• TASK REQUIREMENTS:
Write the number of lines holding the word "органов", and nothing else.

• GIVEN DATA:
------------------------------

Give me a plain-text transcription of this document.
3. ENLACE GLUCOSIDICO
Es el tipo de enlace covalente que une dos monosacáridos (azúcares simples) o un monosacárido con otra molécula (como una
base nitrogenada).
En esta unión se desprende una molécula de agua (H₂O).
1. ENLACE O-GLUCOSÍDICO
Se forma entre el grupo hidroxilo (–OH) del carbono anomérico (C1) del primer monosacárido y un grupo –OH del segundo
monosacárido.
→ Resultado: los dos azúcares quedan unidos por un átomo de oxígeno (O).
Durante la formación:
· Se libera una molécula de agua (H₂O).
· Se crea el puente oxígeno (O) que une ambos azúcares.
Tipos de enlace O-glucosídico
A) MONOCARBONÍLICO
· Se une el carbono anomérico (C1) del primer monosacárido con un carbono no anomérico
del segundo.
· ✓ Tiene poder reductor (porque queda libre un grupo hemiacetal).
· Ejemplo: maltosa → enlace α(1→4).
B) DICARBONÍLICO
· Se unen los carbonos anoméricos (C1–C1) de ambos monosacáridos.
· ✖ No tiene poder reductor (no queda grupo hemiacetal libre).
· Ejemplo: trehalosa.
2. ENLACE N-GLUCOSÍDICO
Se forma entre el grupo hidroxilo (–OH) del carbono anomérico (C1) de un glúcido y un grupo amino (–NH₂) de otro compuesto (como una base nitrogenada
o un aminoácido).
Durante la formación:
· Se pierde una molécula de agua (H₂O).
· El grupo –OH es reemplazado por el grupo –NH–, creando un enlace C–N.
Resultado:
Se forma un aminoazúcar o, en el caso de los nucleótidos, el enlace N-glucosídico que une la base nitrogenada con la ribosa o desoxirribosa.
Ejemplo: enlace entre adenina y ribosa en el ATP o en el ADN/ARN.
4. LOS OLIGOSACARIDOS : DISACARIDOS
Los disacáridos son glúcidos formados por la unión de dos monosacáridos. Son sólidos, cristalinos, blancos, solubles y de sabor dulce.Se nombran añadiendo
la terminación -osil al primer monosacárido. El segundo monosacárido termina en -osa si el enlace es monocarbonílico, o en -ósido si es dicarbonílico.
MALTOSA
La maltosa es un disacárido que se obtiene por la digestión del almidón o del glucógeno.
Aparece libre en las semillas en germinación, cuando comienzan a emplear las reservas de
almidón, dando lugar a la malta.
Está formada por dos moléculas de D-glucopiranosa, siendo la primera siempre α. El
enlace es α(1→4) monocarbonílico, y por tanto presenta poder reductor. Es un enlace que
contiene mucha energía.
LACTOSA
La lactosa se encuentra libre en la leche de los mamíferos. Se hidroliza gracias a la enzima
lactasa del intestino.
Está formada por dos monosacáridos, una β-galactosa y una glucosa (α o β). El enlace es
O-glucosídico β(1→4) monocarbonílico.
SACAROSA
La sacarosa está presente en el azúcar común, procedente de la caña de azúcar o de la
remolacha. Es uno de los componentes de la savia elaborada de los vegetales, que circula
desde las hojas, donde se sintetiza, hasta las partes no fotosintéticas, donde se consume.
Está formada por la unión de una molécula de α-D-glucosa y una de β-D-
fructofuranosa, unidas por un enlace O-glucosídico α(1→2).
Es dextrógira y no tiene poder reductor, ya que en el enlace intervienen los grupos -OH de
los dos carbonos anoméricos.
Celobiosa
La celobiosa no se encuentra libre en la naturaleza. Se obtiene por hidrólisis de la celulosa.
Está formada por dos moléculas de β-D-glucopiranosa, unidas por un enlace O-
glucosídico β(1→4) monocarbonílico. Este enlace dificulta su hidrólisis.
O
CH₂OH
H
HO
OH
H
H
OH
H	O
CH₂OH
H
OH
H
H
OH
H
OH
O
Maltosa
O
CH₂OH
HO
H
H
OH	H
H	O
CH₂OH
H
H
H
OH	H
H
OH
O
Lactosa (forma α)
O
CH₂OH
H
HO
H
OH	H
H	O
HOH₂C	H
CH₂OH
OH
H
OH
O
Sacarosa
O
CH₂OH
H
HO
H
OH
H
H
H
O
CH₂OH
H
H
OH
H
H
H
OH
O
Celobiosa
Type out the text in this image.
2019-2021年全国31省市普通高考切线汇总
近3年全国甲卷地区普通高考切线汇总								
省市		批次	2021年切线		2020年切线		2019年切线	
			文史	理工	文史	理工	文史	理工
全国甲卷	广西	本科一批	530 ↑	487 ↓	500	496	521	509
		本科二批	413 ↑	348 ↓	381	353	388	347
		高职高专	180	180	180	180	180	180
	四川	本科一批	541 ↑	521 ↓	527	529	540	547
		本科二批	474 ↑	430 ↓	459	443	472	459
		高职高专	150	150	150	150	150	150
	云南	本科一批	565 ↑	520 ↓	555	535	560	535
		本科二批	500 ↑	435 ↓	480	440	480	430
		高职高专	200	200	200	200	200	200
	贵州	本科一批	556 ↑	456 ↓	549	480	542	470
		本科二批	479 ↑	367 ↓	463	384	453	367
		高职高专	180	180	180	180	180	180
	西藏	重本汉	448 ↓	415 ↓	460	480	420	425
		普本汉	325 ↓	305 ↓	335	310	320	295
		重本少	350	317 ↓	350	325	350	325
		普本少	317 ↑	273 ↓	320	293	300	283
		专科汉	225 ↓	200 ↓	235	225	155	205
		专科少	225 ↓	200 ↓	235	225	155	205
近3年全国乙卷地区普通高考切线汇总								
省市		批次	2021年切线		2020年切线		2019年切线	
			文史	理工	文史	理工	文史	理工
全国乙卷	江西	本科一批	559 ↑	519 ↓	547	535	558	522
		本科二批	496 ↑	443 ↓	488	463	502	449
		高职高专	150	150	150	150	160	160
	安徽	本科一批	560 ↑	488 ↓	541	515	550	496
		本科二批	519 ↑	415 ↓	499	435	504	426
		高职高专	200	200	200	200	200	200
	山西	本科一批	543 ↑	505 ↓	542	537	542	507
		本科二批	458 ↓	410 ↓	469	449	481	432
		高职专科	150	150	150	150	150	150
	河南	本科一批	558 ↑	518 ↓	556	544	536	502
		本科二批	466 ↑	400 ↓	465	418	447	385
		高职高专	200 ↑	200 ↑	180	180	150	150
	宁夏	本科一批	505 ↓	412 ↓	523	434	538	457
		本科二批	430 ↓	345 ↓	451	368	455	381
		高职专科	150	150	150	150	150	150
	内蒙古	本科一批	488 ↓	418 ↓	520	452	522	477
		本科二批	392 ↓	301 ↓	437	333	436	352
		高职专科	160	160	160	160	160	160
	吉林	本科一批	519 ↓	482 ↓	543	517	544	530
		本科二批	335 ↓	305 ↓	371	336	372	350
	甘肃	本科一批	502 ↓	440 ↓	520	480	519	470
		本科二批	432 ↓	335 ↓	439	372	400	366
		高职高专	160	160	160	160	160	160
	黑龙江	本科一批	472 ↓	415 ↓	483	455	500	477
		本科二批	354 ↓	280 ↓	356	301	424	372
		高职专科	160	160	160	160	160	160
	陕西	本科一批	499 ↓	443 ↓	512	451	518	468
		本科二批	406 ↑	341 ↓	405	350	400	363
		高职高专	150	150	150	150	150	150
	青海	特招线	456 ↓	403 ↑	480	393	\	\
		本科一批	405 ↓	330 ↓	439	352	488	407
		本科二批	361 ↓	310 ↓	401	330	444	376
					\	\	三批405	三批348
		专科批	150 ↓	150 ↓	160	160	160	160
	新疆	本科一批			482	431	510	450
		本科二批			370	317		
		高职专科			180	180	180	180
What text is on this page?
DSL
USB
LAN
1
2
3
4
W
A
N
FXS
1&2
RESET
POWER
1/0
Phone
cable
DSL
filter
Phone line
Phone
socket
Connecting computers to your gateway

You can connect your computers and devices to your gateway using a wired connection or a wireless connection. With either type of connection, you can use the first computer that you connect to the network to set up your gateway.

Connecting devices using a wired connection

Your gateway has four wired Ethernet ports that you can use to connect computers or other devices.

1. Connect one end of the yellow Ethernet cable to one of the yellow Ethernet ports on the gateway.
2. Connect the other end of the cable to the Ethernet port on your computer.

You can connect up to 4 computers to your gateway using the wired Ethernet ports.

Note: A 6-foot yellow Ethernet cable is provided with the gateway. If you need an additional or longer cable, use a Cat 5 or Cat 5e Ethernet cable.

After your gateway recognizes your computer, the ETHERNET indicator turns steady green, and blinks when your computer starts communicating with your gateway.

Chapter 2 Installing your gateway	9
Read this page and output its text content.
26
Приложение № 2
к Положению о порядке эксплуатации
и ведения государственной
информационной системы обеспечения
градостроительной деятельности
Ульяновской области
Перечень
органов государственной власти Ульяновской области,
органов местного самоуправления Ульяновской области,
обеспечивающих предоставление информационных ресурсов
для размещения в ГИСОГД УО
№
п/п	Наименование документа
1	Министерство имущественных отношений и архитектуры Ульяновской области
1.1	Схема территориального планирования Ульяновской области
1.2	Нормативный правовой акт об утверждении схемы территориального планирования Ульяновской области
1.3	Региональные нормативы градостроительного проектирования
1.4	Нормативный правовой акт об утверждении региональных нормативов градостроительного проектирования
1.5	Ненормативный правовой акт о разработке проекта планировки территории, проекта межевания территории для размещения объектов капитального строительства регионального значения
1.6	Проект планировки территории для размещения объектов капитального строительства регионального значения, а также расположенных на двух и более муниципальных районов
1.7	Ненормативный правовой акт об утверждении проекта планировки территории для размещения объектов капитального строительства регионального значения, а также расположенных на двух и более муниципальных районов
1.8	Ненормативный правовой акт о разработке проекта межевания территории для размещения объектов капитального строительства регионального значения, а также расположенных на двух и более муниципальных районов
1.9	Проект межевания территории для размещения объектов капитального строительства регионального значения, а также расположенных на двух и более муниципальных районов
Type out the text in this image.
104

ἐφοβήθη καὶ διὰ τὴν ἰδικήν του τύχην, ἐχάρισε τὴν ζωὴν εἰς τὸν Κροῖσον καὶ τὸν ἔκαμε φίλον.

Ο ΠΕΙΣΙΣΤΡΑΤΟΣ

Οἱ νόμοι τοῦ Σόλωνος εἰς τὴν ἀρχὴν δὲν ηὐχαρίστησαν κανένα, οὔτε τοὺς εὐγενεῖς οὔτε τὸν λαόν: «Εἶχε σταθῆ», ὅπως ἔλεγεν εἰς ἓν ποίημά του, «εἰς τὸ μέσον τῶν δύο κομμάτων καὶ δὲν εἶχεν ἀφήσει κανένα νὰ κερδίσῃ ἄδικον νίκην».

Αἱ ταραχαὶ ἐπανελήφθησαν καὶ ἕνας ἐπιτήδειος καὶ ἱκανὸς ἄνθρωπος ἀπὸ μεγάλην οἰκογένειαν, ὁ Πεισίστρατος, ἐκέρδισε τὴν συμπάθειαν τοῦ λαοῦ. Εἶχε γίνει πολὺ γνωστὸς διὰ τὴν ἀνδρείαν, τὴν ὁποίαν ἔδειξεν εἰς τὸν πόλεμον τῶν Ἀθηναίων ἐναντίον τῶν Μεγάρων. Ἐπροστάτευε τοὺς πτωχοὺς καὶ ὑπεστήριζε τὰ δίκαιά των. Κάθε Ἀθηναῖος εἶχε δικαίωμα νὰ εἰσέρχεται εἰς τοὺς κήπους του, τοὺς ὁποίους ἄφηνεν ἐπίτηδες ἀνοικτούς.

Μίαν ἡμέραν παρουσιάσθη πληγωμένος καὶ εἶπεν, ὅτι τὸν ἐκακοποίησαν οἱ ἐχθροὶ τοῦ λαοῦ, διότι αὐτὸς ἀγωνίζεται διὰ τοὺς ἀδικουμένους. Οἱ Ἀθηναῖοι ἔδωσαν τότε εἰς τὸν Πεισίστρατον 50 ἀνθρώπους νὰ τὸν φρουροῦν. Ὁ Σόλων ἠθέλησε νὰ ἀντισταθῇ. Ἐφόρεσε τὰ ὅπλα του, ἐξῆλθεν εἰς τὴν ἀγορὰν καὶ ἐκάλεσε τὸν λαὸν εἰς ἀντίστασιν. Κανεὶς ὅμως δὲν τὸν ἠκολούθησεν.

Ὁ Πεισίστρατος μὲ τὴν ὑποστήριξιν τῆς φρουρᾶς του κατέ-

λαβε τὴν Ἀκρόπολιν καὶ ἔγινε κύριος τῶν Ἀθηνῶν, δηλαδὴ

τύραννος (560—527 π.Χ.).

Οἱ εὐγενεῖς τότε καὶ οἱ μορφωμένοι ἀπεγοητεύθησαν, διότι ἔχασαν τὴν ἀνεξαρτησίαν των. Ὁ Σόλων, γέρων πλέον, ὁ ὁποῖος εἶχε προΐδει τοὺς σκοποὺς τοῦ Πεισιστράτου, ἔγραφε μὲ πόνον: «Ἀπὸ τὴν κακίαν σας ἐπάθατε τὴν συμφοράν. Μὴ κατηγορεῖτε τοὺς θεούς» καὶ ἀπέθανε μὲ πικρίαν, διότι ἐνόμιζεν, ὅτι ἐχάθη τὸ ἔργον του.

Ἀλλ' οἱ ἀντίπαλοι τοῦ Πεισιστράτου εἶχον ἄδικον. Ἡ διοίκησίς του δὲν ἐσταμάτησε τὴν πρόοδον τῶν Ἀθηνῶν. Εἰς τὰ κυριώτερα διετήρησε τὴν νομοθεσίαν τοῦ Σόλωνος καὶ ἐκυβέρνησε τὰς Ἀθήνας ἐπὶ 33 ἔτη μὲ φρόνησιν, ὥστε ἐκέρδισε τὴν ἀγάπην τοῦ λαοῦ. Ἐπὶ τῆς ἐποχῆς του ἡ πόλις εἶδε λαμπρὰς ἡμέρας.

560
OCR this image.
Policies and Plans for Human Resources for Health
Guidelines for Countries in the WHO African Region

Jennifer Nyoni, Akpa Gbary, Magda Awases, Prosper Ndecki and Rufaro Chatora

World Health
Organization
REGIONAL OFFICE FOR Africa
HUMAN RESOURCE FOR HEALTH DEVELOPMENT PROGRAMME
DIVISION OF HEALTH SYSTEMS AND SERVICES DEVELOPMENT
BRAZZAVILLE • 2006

------------------------------

• EXERCISE OUTPUT:
2